◆ **REQUIREMENTS**
Filter the records for lines holding the string "Representaciones".

• • • • •

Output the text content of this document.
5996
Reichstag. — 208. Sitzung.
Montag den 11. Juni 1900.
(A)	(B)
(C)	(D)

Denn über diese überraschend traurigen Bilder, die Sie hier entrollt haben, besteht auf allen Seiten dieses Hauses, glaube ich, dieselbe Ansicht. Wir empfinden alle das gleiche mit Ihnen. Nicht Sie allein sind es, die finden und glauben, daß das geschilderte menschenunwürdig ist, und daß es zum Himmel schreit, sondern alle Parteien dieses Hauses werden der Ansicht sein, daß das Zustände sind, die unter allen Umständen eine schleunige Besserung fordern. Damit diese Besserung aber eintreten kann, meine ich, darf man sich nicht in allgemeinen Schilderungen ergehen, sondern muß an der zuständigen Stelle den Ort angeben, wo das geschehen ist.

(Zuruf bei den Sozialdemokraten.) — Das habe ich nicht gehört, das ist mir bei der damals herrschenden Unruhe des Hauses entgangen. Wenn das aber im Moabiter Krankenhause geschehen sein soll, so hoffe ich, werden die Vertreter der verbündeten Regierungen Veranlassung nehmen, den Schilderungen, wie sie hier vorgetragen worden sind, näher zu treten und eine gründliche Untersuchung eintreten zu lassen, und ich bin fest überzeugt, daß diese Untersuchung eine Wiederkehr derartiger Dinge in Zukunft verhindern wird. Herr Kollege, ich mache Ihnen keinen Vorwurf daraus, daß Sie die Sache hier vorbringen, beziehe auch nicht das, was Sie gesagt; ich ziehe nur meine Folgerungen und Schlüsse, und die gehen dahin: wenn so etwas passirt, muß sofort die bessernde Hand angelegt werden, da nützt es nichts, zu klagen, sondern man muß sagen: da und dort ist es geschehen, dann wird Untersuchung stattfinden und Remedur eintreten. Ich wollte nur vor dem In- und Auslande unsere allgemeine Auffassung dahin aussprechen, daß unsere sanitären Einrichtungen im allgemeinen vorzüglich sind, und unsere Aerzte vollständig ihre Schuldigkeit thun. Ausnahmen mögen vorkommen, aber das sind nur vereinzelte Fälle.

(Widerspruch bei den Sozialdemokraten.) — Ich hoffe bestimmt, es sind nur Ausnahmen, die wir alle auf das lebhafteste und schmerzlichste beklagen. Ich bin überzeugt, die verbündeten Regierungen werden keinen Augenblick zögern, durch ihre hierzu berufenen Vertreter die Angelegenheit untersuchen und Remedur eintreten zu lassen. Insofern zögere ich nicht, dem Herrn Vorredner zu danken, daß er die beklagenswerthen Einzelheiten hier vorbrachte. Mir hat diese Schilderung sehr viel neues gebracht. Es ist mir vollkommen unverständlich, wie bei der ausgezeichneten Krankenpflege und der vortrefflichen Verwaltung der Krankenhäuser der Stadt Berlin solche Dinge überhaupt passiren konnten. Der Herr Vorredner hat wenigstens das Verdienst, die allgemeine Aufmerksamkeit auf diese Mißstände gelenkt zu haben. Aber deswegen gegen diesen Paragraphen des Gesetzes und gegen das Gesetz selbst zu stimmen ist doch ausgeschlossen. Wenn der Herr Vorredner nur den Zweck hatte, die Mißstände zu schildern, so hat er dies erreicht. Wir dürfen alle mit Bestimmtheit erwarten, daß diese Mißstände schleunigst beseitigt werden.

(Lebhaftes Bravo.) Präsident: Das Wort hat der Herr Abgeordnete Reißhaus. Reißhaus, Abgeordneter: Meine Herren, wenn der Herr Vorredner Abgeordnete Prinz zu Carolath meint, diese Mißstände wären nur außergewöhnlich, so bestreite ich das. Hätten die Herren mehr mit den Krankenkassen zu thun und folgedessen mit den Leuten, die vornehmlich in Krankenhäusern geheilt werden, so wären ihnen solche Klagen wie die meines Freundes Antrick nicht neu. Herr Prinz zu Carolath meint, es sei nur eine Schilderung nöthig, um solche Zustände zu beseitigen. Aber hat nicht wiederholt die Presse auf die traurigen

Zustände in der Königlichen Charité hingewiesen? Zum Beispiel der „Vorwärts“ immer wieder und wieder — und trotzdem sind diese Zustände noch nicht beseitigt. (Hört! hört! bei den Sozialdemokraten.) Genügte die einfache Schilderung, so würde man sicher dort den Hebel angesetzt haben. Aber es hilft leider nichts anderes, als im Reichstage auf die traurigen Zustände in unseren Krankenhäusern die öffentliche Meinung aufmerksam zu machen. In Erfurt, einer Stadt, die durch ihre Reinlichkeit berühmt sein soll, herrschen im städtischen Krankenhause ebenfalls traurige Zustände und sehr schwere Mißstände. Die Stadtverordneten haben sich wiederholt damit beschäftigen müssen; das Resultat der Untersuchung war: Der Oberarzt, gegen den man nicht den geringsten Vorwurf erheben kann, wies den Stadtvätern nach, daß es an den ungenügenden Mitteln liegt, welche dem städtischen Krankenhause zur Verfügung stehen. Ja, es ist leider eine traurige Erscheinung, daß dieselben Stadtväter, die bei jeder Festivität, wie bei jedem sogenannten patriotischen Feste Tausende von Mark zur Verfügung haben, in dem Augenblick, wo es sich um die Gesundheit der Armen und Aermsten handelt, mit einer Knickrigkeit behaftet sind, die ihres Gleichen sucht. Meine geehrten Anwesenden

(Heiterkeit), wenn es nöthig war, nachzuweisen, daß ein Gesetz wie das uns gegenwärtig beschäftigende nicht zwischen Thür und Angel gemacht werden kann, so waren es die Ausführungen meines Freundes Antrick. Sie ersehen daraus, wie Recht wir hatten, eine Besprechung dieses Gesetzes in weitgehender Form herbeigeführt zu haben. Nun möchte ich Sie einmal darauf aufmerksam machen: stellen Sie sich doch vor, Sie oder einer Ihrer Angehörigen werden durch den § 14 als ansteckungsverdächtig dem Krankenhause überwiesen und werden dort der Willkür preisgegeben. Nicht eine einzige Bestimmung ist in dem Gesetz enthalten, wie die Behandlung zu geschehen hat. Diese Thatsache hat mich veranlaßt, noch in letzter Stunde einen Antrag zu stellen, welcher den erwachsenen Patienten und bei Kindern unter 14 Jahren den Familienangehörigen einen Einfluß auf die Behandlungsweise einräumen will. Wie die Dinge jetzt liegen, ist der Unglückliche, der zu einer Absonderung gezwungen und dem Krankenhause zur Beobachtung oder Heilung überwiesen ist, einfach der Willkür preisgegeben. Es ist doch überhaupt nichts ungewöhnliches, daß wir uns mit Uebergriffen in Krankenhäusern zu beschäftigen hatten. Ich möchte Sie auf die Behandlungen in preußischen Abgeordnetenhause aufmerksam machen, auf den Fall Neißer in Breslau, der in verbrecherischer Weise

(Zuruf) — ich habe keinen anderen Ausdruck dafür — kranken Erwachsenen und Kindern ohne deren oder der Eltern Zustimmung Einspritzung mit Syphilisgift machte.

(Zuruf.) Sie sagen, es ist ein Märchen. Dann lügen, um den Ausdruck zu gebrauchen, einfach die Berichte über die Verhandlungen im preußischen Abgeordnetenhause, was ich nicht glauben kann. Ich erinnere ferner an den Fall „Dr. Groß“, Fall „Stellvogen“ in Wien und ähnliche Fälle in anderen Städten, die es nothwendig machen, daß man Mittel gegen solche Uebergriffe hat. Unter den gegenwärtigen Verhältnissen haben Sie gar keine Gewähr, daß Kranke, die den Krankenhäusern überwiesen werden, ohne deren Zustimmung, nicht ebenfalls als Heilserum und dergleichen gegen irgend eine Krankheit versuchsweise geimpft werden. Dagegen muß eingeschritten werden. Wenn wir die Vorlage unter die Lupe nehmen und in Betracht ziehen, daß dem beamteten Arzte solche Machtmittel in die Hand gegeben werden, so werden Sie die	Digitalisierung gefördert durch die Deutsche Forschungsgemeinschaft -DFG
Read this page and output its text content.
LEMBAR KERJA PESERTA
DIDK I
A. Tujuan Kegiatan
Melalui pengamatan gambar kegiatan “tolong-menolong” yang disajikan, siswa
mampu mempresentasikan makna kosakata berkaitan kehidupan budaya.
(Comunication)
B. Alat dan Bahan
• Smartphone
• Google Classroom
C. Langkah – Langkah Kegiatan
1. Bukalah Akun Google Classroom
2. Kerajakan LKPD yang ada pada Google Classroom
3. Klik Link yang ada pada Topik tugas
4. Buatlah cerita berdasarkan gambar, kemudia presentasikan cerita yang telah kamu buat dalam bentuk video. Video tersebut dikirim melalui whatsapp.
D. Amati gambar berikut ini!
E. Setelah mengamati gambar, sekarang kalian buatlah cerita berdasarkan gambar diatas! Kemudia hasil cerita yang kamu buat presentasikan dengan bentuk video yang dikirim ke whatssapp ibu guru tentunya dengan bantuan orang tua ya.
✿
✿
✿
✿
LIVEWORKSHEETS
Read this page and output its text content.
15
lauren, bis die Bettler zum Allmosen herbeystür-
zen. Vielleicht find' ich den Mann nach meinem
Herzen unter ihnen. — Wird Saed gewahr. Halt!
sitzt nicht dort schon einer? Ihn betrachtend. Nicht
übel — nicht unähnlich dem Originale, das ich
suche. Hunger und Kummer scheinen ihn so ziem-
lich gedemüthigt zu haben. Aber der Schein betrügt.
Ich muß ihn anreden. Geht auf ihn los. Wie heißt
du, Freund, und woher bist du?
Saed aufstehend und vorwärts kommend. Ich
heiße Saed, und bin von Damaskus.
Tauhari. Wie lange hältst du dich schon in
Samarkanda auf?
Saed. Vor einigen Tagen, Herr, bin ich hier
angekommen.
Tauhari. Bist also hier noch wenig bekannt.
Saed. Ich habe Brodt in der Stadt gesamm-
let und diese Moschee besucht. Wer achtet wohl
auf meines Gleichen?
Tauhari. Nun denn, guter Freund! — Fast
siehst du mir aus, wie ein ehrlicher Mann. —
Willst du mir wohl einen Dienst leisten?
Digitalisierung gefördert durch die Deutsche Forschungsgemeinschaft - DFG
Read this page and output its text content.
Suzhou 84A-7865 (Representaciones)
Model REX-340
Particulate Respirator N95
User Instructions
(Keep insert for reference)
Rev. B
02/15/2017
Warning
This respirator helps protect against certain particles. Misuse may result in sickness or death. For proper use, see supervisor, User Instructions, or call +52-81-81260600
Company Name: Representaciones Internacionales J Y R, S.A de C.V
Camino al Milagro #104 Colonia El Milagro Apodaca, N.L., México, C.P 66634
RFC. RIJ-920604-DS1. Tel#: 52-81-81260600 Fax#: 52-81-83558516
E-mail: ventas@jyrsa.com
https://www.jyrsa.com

• • • • •

◆ **TASK RESULT**
Suzhou 84A-7865 (Representaciones)
Company Name: Representaciones Internacionales J Y R, S.A de C.V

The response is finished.